TASK DESCRIPTION –
Please transcribe the listing below in full and word for word, without its pictures.
--------------------------------
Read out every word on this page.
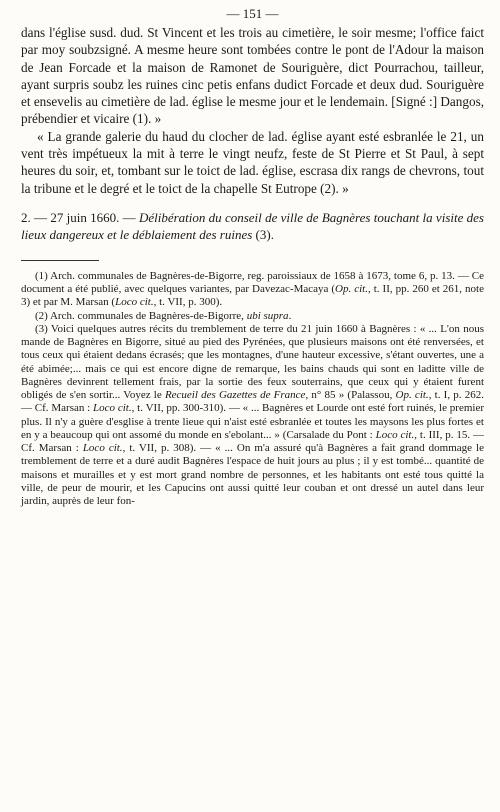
— 151 —

dans l'église susd. dud. St Vincent et les trois au cimetière, le soir mesme; l'office faict par moy soubzsigné. A mesme heure sont tombées contre le pont de l'Adour la maison de Jean Forcade et la maison de Ramonet de Souriguère, dict Pourrachou, tailleur, ayant surpris soubz les ruines cinc petis enfans dudict Forcade et deux dud. Souriguère et ensevelis au cimetière de lad. église le mesme jour et le lendemain. [Signé :] Dangos, prébendier et vicaire (1). »

« La grande galerie du haud du clocher de lad. église ayant esté esbranlée le 21, un vent très impétueux la mit à terre le vingt neufz, feste de St Pierre et St Paul, à sept heures du soir, et, tombant sur le toict de lad. église, escrasa dix rangs de chevrons, tout la tribune et le degré et le toict de la chapelle St Eutrope (2). »

2. — 27 juin 1660. — Délibération du conseil de ville de Bagnères touchant la visite des lieux dangereux et le déblaiement des ruines (3).

(1) Arch. communales de Bagnères-de-Bigorre, reg. paroissiaux de 1658 à 1673, tome 6, p. 13. — Ce document a été publié, avec quelques variantes, par Davezac-Macaya (Op. cit., t. II, pp. 260 et 261, note 3) et par M. Marsan (Loco cit., t. VII, p. 300).

(2) Arch. communales de Bagnères-de-Bigorre, ubi supra.

(3) Voici quelques autres récits du tremblement de terre du 21 juin 1660 à Bagnères : « ... L'on nous mande de Bagnères en Bigorre, situé au pied des Pyrénées, que plusieurs maisons ont été renversées, et tous ceux qui étaient dedans écrasés; que les montagnes, d'une hauteur excessive, s'étant ouvertes, une a été abimée;... mais ce qui est encore digne de remarque, les bains chauds qui sont en laditte ville de Bagnères devinrent tellement frais, par la sortie des feux souterrains, que ceux qui y étaient furent obligés de s'en sortir... Voyez le Recueil des Gazettes de France, n° 85 » (Palassou, Op. cit., t. I, p. 262. — Cf. Marsan : Loco cit., t. VII, pp. 300-310). — « ... Bagnères et Lourde ont esté fort ruinés, le premier plus. Il n'y a guère d'esglise à trente lieue qui n'aist esté esbranlée et toutes les maysons les plus fortes et en y a beaucoup qui ont assomé du monde en s'ebolant... » (Carsalade du Pont : Loco cit., t. III, p. 15. — Cf. Marsan : Loco cit., t. VII, p. 308). — « ... On m'a assuré qu'à Bagnères a fait grand dommage le tremblement de terre et a duré audit Bagnères l'espace de huit jours au plus ; il y est tombé... quantité de maisons et murailles et y est mort grand nombre de personnes, et les habitants ont esté tous quitté la ville, de peur de mourir, et les Capucins ont aussi quitté leur couban et ont dressé un autel dans leur jardin, auprès de leur fon-
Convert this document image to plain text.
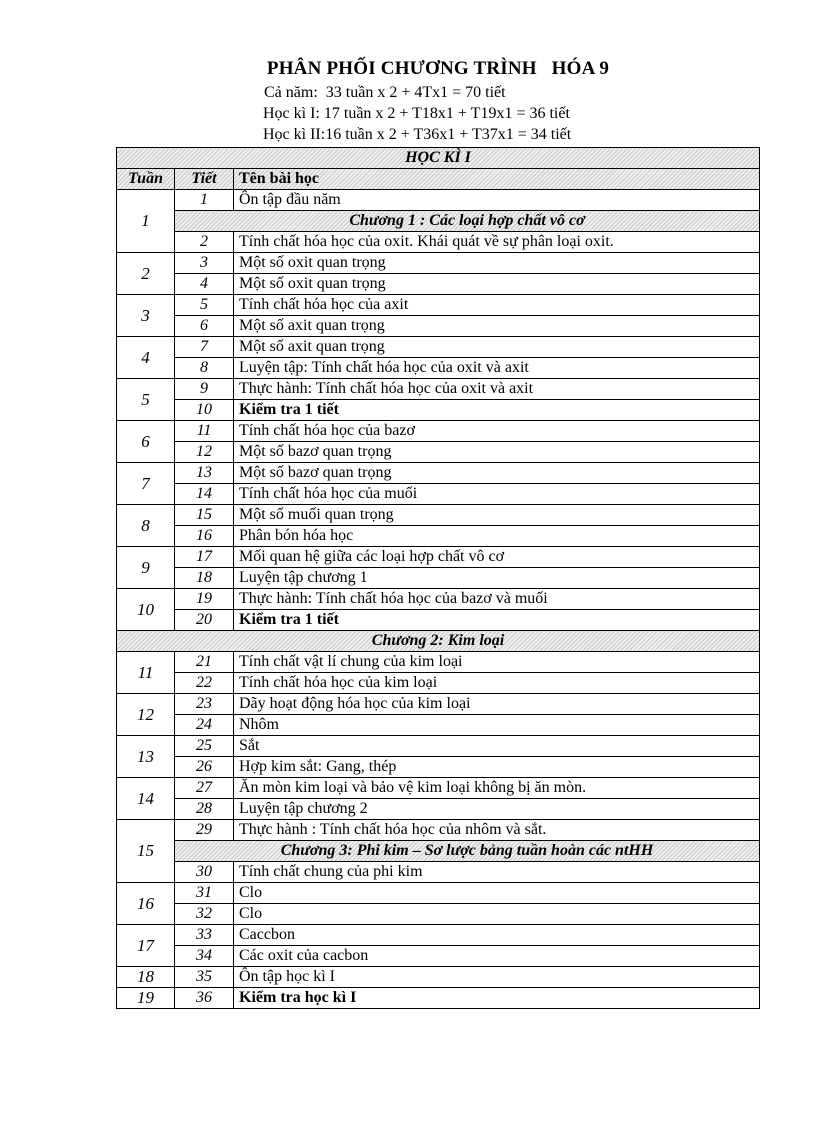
PHÂN PHỐI CHƯƠNG TRÌNH   HÓA 9
Cả năm:  33 tuần x 2 + 4Tx1 = 70 tiết
Học kì I: 17 tuần x 2 + T18x1 + T19x1 = 36 tiết
Học kì II:16 tuần x 2 + T36x1 + T37x1 = 34 tiết
HỌC KÌ I		
Tuần	Tiết	Tên bài học
1	1	Ôn tập đầu năm
	Chương 1 : Các loại hợp chất vô cơ	
	2	Tính chất hóa học của oxit. Khái quát về sự phân loại oxit.
2	3	Một số oxit quan trọng
	4	Một số oxit quan trọng
3	5	Tính chất hóa học của axit
	6	Một số axit quan trọng
4	7	Một số axit quan trọng
	8	Luyện tập: Tính chất hóa học của oxit và axit
5	9	Thực hành: Tính chất hóa học của oxit và axit
	10	Kiểm tra 1 tiết
6	11	Tính chất hóa học của bazơ
	12	Một số bazơ quan trọng
7	13	Một số bazơ quan trọng
	14	Tính chất hóa học của muối
8	15	Một số muối quan trọng
	16	Phân bón hóa học
9	17	Mối quan hệ giữa các loại hợp chất vô cơ
	18	Luyện tập chương 1
10	19	Thực hành: Tính chất hóa học của bazơ và muối
	20	Kiểm tra 1 tiết
Chương 2: Kim loại		
11	21	Tính chất vật lí chung của kim loại
	22	Tính chất hóa học của kim loại
12	23	Dãy hoạt động hóa học của kim loại
	24	Nhôm
13	25	Sắt
	26	Hợp kim sắt: Gang, thép
14	27	Ăn mòn kim loại và bảo vệ kim loại không bị ăn mòn.
	28	Luyện tập chương 2
15	29	Thực hành : Tính chất hóa học của nhôm và sắt.
	Chương 3: Phi kim – Sơ lược bảng tuần hoàn các ntHH	
	30	Tính chất chung của phi kim
16	31	Clo
	32	Clo
17	33	Caccbon
	34	Các oxit của cacbon
18	35	Ôn tập học kì I
19	36	Kiểm tra học kì I
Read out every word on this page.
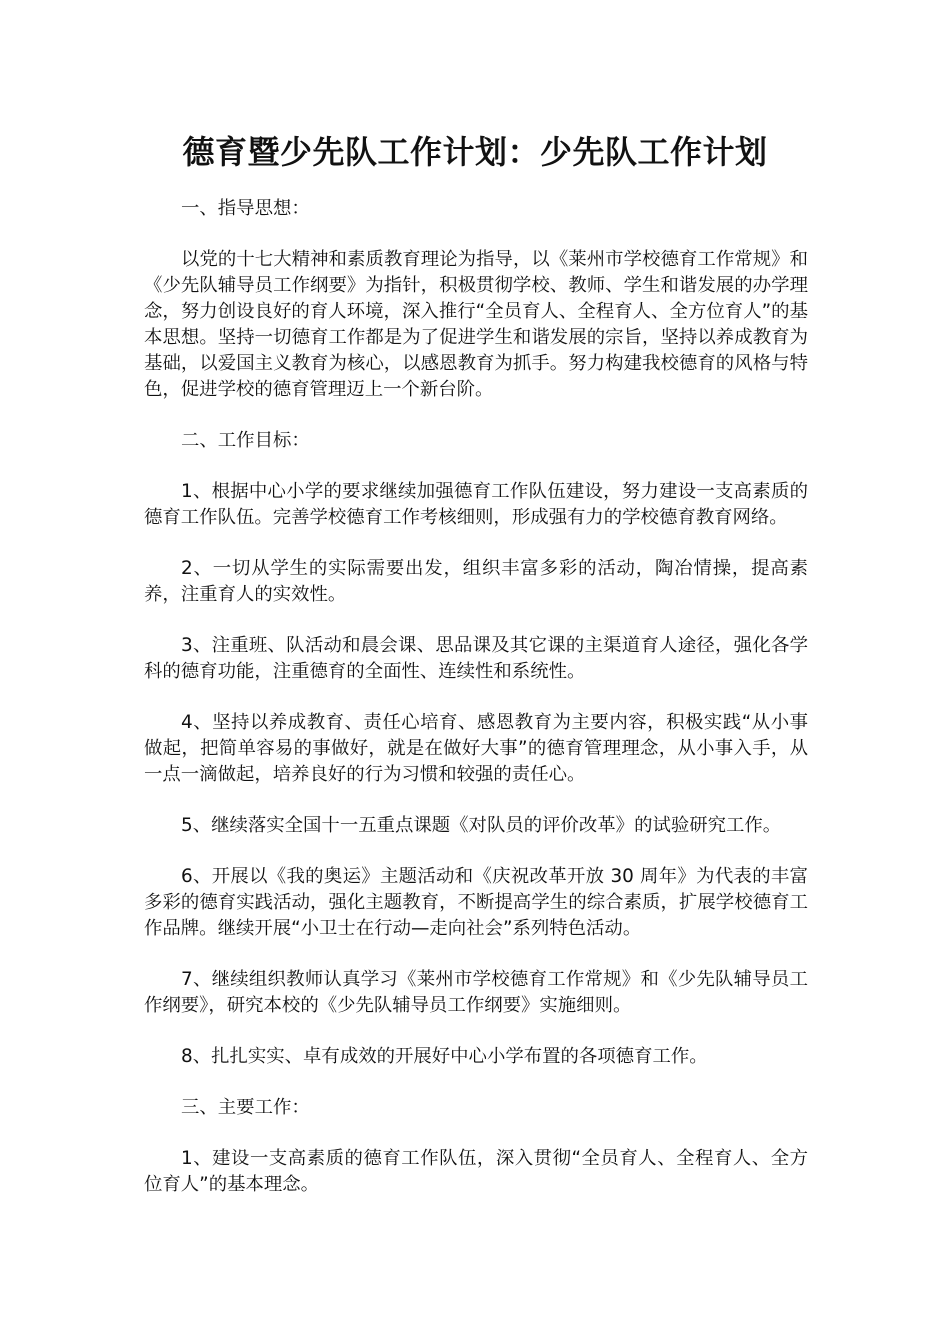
德育暨少先队工作计划：少先队工作计划

一、指导思想：

以党的十七大精神和素质教育理论为指导，以《莱州市学校德育工作常规》和《少先队辅导员工作纲要》为指针，积极贯彻学校、教师、学生和谐发展的办学理念，努力创设良好的育人环境，深入推行“全员育人、全程育人、全方位育人”的基本思想。坚持一切德育工作都是为了促进学生和谐发展的宗旨，坚持以养成教育为基础，以爱国主义教育为核心，以感恩教育为抓手。努力构建我校德育的风格与特色，促进学校的德育管理迈上一个新台阶。

二、工作目标：

1、根据中心小学的要求继续加强德育工作队伍建设，努力建设一支高素质的德育工作队伍。完善学校德育工作考核细则，形成强有力的学校德育教育网络。

2、一切从学生的实际需要出发，组织丰富多彩的活动，陶冶情操，提高素养，注重育人的实效性。

3、注重班、队活动和晨会课、思品课及其它课的主渠道育人途径，强化各学科的德育功能，注重德育的全面性、连续性和系统性。

4、坚持以养成教育、责任心培育、感恩教育为主要内容，积极实践“从小事做起，把简单容易的事做好，就是在做好大事”的德育管理理念，从小事入手，从一点一滴做起，培养良好的行为习惯和较强的责任心。

5、继续落实全国十一五重点课题《对队员的评价改革》的试验研究工作。

6、开展以《我的奥运》主题活动和《庆祝改革开放 30 周年》为代表的丰富多彩的德育实践活动，强化主题教育，不断提高学生的综合素质，扩展学校德育工作品牌。继续开展“小卫士在行动—走向社会”系列特色活动。

7、继续组织教师认真学习《莱州市学校德育工作常规》和《少先队辅导员工作纲要》，研究本校的《少先队辅导员工作纲要》实施细则。

8、扎扎实实、卓有成效的开展好中心小学布置的各项德育工作。

三、主要工作：

1、建设一支高素质的德育工作队伍，深入贯彻“全员育人、全程育人、全方位育人”的基本理念。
--------------------------------
WORKED SOLUTION –
Read out every word on this page.
— 151 —

dans l'église susd. dud. St Vincent et les trois au cimetière, le soir mesme; l'office faict par moy soubzsigné. A mesme heure sont tombées contre le pont de l'Adour la maison de Jean Forcade et la maison de Ramonet de Souriguère, dict Pourrachou, tailleur, ayant surpris soubz les ruines cinc petis enfans dudict Forcade et deux dud. Souriguère et ensevelis au cimetière de lad. église le mesme jour et le lendemain. [Signé :] Dangos, prébendier et vicaire (1). »

« La grande galerie du haud du clocher de lad. église ayant esté esbranlée le 21, un vent très impétueux la mit à terre le vingt neufz, feste de St Pierre et St Paul, à sept heures du soir, et, tombant sur le toict de lad. église, escrasa dix rangs de chevrons, tout la tribune et le degré et le toict de la chapelle St Eutrope (2). »

2. — 27 juin 1660. — Délibération du conseil de ville de Bagnères touchant la visite des lieux dangereux et le déblaiement des ruines (3).

(1) Arch. communales de Bagnères-de-Bigorre, reg. paroissiaux de 1658 à 1673, tome 6, p. 13. — Ce document a été publié, avec quelques variantes, par Davezac-Macaya (Op. cit., t. II, pp. 260 et 261, note 3) et par M. Marsan (Loco cit., t. VII, p. 300).

(2) Arch. communales de Bagnères-de-Bigorre, ubi supra.

(3) Voici quelques autres récits du tremblement de terre du 21 juin 1660 à Bagnères : « ... L'on nous mande de Bagnères en Bigorre, situé au pied des Pyrénées, que plusieurs maisons ont été renversées, et tous ceux qui étaient dedans écrasés; que les montagnes, d'une hauteur excessive, s'étant ouvertes, une a été abimée;... mais ce qui est encore digne de remarque, les bains chauds qui sont en laditte ville de Bagnères devinrent tellement frais, par la sortie des feux souterrains, que ceux qui y étaient furent obligés de s'en sortir... Voyez le Recueil des Gazettes de France, n° 85 » (Palassou, Op. cit., t. I, p. 262. — Cf. Marsan : Loco cit., t. VII, pp. 300-310). — « ... Bagnères et Lourde ont esté fort ruinés, le premier plus. Il n'y a guère d'esglise à trente lieue qui n'aist esté esbranlée et toutes les maysons les plus fortes et en y a beaucoup qui ont assomé du monde en s'ebolant... » (Carsalade du Pont : Loco cit., t. III, p. 15. — Cf. Marsan : Loco cit., t. VII, p. 308). — « ... On m'a assuré qu'à Bagnères a fait grand dommage le tremblement de terre et a duré audit Bagnères l'espace de huit jours au plus ; il y est tombé... quantité de maisons et murailles et y est mort grand nombre de personnes, et les habitants ont esté tous quitté la ville, de peur de mourir, et les Capucins ont aussi quitté leur couban et ont dressé un autel dans leur jardin, auprès de leur fon-
Convert this document image to plain text.
PHÂN PHỐI CHƯƠNG TRÌNH   HÓA 9
Cả năm:  33 tuần x 2 + 4Tx1 = 70 tiết
Học kì I: 17 tuần x 2 + T18x1 + T19x1 = 36 tiết
Học kì II:16 tuần x 2 + T36x1 + T37x1 = 34 tiết
HỌC KÌ I		
Tuần	Tiết	Tên bài học
1	1	Ôn tập đầu năm
	Chương 1 : Các loại hợp chất vô cơ	
	2	Tính chất hóa học của oxit. Khái quát về sự phân loại oxit.
2	3	Một số oxit quan trọng
	4	Một số oxit quan trọng
3	5	Tính chất hóa học của axit
	6	Một số axit quan trọng
4	7	Một số axit quan trọng
	8	Luyện tập: Tính chất hóa học của oxit và axit
5	9	Thực hành: Tính chất hóa học của oxit và axit
	10	Kiểm tra 1 tiết
6	11	Tính chất hóa học của bazơ
	12	Một số bazơ quan trọng
7	13	Một số bazơ quan trọng
	14	Tính chất hóa học của muối
8	15	Một số muối quan trọng
	16	Phân bón hóa học
9	17	Mối quan hệ giữa các loại hợp chất vô cơ
	18	Luyện tập chương 1
10	19	Thực hành: Tính chất hóa học của bazơ và muối
	20	Kiểm tra 1 tiết
Chương 2: Kim loại		
11	21	Tính chất vật lí chung của kim loại
	22	Tính chất hóa học của kim loại
12	23	Dãy hoạt động hóa học của kim loại
	24	Nhôm
13	25	Sắt
	26	Hợp kim sắt: Gang, thép
14	27	Ăn mòn kim loại và bảo vệ kim loại không bị ăn mòn.
	28	Luyện tập chương 2
15	29	Thực hành : Tính chất hóa học của nhôm và sắt.
	Chương 3: Phi kim – Sơ lược bảng tuần hoàn các ntHH	
	30	Tính chất chung của phi kim
16	31	Clo
	32	Clo
17	33	Caccbon
	34	Các oxit của cacbon
18	35	Ôn tập học kì I
19	36	Kiểm tra học kì I
Read out every word on this page.
德育暨少先队工作计划：少先队工作计划

一、指导思想：

以党的十七大精神和素质教育理论为指导，以《莱州市学校德育工作常规》和《少先队辅导员工作纲要》为指针，积极贯彻学校、教师、学生和谐发展的办学理念，努力创设良好的育人环境，深入推行“全员育人、全程育人、全方位育人”的基本思想。坚持一切德育工作都是为了促进学生和谐发展的宗旨，坚持以养成教育为基础，以爱国主义教育为核心，以感恩教育为抓手。努力构建我校德育的风格与特色，促进学校的德育管理迈上一个新台阶。

二、工作目标：

1、根据中心小学的要求继续加强德育工作队伍建设，努力建设一支高素质的德育工作队伍。完善学校德育工作考核细则，形成强有力的学校德育教育网络。

2、一切从学生的实际需要出发，组织丰富多彩的活动，陶冶情操，提高素养，注重育人的实效性。

3、注重班、队活动和晨会课、思品课及其它课的主渠道育人途径，强化各学科的德育功能，注重德育的全面性、连续性和系统性。

4、坚持以养成教育、责任心培育、感恩教育为主要内容，积极实践“从小事做起，把简单容易的事做好，就是在做好大事”的德育管理理念，从小事入手，从一点一滴做起，培养良好的行为习惯和较强的责任心。

5、继续落实全国十一五重点课题《对队员的评价改革》的试验研究工作。

6、开展以《我的奥运》主题活动和《庆祝改革开放 30 周年》为代表的丰富多彩的德育实践活动，强化主题教育，不断提高学生的综合素质，扩展学校德育工作品牌。继续开展“小卫士在行动—走向社会”系列特色活动。

7、继续组织教师认真学习《莱州市学校德育工作常规》和《少先队辅导员工作纲要》，研究本校的《少先队辅导员工作纲要》实施细则。

8、扎扎实实、卓有成效的开展好中心小学布置的各项德育工作。

三、主要工作：

1、建设一支高素质的德育工作队伍，深入贯彻“全员育人、全程育人、全方位育人”的基本理念。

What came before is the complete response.